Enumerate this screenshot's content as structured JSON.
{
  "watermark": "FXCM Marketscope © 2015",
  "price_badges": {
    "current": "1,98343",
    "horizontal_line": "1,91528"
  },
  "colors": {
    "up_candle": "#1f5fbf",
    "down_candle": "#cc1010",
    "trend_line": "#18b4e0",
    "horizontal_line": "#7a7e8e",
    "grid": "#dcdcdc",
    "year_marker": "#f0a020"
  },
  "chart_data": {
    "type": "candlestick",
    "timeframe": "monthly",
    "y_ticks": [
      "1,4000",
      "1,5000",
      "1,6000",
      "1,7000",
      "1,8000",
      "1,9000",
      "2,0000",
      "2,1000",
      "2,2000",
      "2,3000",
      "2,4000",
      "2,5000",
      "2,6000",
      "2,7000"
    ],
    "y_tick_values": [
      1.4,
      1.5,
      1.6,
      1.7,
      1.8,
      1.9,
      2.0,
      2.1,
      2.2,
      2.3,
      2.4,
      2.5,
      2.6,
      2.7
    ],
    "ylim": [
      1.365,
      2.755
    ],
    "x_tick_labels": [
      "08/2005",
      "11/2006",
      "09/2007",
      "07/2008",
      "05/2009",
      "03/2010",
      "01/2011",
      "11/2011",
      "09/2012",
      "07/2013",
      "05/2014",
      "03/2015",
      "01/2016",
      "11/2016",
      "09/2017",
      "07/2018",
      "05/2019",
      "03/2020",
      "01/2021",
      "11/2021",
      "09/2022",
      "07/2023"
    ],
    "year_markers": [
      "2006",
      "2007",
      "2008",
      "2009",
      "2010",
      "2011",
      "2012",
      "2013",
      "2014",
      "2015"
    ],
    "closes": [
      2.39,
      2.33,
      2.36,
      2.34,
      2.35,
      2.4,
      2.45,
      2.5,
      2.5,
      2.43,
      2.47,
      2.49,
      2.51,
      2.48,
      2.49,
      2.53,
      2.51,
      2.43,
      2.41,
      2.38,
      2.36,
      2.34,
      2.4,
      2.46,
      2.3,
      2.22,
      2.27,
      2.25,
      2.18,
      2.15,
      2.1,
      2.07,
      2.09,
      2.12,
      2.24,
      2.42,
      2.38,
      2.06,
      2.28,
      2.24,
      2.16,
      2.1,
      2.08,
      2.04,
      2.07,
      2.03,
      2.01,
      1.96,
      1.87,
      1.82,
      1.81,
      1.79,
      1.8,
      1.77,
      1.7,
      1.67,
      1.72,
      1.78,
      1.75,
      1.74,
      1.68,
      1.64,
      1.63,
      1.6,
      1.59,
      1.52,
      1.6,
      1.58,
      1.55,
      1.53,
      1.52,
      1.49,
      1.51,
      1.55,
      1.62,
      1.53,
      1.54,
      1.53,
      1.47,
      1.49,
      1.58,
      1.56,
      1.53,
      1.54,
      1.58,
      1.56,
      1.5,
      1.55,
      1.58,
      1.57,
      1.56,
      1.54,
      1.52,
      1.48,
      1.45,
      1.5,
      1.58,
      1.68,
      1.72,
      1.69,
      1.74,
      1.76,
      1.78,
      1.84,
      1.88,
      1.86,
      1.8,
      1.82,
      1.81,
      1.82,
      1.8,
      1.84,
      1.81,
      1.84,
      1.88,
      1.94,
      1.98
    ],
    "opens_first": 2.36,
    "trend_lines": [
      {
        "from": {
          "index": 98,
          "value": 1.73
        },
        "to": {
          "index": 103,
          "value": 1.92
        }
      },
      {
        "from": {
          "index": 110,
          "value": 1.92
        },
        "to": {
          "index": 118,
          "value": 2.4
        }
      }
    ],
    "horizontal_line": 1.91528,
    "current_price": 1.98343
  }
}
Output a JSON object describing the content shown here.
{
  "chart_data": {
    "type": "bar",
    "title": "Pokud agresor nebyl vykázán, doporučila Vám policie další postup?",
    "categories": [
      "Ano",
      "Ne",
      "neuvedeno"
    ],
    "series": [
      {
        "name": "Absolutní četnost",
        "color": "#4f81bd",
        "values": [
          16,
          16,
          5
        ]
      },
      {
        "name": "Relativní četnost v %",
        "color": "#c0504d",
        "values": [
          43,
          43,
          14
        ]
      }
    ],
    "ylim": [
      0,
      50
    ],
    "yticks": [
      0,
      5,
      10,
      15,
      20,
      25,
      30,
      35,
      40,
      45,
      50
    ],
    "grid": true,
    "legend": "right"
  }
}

### Task details
Please reproduce each line exactly as written.

### Answer to the problem
Enumerate this screenshot's content as structured JSON.
{
  "watermark": "FXCM Marketscope © 2015",
  "price_badges": {
    "current": "1,98343",
    "horizontal_line": "1,91528"
  },
  "colors": {
    "up_candle": "#1f5fbf",
    "down_candle": "#cc1010",
    "trend_line": "#18b4e0",
    "horizontal_line": "#7a7e8e",
    "grid": "#dcdcdc",
    "year_marker": "#f0a020"
  },
  "chart_data": {
    "type": "candlestick",
    "timeframe": "monthly",
    "y_ticks": [
      "1,4000",
      "1,5000",
      "1,6000",
      "1,7000",
      "1,8000",
      "1,9000",
      "2,0000",
      "2,1000",
      "2,2000",
      "2,3000",
      "2,4000",
      "2,5000",
      "2,6000",
      "2,7000"
    ],
    "y_tick_values": [
      1.4,
      1.5,
      1.6,
      1.7,
      1.8,
      1.9,
      2.0,
      2.1,
      2.2,
      2.3,
      2.4,
      2.5,
      2.6,
      2.7
    ],
    "ylim": [
      1.365,
      2.755
    ],
    "x_tick_labels": [
      "08/2005",
      "11/2006",
      "09/2007",
      "07/2008",
      "05/2009",
      "03/2010",
      "01/2011",
      "11/2011",
      "09/2012",
      "07/2013",
      "05/2014",
      "03/2015",
      "01/2016",
      "11/2016",
      "09/2017",
      "07/2018",
      "05/2019",
      "03/2020",
      "01/2021",
      "11/2021",
      "09/2022",
      "07/2023"
    ],
    "year_markers": [
      "2006",
      "2007",
      "2008",
      "2009",
      "2010",
      "2011",
      "2012",
      "2013",
      "2014",
      "2015"
    ],
    "closes": [
      2.39,
      2.33,
      2.36,
      2.34,
      2.35,
      2.4,
      2.45,
      2.5,
      2.5,
      2.43,
      2.47,
      2.49,
      2.51,
      2.48,
      2.49,
      2.53,
      2.51,
      2.43,
      2.41,
      2.38,
      2.36,
      2.34,
      2.4,
      2.46,
      2.3,
      2.22,
      2.27,
      2.25,
      2.18,
      2.15,
      2.1,
      2.07,
      2.09,
      2.12,
      2.24,
      2.42,
      2.38,
      2.06,
      2.28,
      2.24,
      2.16,
      2.1,
      2.08,
      2.04,
      2.07,
      2.03,
      2.01,
      1.96,
      1.87,
      1.82,
      1.81,
      1.79,
      1.8,
      1.77,
      1.7,
      1.67,
      1.72,
      1.78,
      1.75,
      1.74,
      1.68,
      1.64,
      1.63,
      1.6,
      1.59,
      1.52,
      1.6,
      1.58,
      1.55,
      1.53,
      1.52,
      1.49,
      1.51,
      1.55,
      1.62,
      1.53,
      1.54,
      1.53,
      1.47,
      1.49,
      1.58,
      1.56,
      1.53,
      1.54,
      1.58,
      1.56,
      1.5,
      1.55,
      1.58,
      1.57,
      1.56,
      1.54,
      1.52,
      1.48,
      1.45,
      1.5,
      1.58,
      1.68,
      1.72,
      1.69,
      1.74,
      1.76,
      1.78,
      1.84,
      1.88,
      1.86,
      1.8,
      1.82,
      1.81,
      1.82,
      1.8,
      1.84,
      1.81,
      1.84,
      1.88,
      1.94,
      1.98
    ],
    "opens_first": 2.36,
    "trend_lines": [
      {
        "from": {
          "index": 98,
          "value": 1.73
        },
        "to": {
          "index": 103,
          "value": 1.92
        }
      },
      {
        "from": {
          "index": 110,
          "value": 1.92
        },
        "to": {
          "index": 118,
          "value": 2.4
        }
      }
    ],
    "horizontal_line": 1.91528,
    "current_price": 1.98343
  }
}
Output a JSON object describing the content shown here.
{
  "chart_data": {
    "type": "bar",
    "title": "Pokud agresor nebyl vykázán, doporučila Vám policie další postup?",
    "categories": [
      "Ano",
      "Ne",
      "neuvedeno"
    ],
    "series": [
      {
        "name": "Absolutní četnost",
        "color": "#4f81bd",
        "values": [
          16,
          16,
          5
        ]
      },
      {
        "name": "Relativní četnost v %",
        "color": "#c0504d",
        "values": [
          43,
          43,
          14
        ]
      }
    ],
    "ylim": [
      0,
      50
    ],
    "yticks": [
      0,
      5,
      10,
      15,
      20,
      25,
      30,
      35,
      40,
      45,
      50
    ],
    "grid": true,
    "legend": "right"
  }
}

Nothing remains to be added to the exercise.